Written request: Show all lines from the listing below that contain "博士研究生辅导员".

Data listing:
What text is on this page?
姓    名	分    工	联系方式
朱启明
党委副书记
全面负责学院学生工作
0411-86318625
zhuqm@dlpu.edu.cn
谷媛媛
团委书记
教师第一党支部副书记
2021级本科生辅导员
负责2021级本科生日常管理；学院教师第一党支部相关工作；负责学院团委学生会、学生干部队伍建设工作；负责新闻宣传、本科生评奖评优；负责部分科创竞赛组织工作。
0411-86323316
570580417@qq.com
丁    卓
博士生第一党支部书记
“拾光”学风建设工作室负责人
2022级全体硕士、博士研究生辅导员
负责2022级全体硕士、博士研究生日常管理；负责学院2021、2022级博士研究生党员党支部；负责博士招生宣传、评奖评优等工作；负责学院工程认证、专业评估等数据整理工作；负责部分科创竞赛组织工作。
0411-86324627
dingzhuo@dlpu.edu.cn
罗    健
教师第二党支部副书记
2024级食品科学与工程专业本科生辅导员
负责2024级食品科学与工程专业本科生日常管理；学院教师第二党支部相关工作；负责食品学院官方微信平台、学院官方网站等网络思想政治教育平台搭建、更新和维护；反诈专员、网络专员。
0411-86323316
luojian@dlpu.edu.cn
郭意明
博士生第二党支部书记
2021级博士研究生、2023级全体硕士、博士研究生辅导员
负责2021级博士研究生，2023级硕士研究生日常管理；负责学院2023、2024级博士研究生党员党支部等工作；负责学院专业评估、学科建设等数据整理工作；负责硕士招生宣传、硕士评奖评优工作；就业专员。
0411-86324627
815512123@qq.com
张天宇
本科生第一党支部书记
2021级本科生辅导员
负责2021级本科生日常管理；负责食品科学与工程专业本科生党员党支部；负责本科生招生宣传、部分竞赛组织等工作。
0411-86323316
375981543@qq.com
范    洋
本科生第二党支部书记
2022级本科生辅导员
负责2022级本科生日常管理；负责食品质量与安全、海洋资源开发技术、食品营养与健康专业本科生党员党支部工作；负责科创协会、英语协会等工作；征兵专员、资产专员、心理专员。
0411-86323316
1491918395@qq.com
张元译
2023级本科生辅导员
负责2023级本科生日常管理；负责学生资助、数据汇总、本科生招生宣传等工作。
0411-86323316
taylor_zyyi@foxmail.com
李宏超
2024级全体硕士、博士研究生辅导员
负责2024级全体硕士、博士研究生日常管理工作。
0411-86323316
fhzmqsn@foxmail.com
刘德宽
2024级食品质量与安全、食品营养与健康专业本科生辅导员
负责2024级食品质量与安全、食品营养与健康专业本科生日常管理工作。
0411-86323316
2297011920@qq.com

Answer to this exercise:
2022级全体硕士、博士研究生辅导员
2021级博士研究生、2023级全体硕士、博士研究生辅导员
2024级全体硕士、博士研究生辅导员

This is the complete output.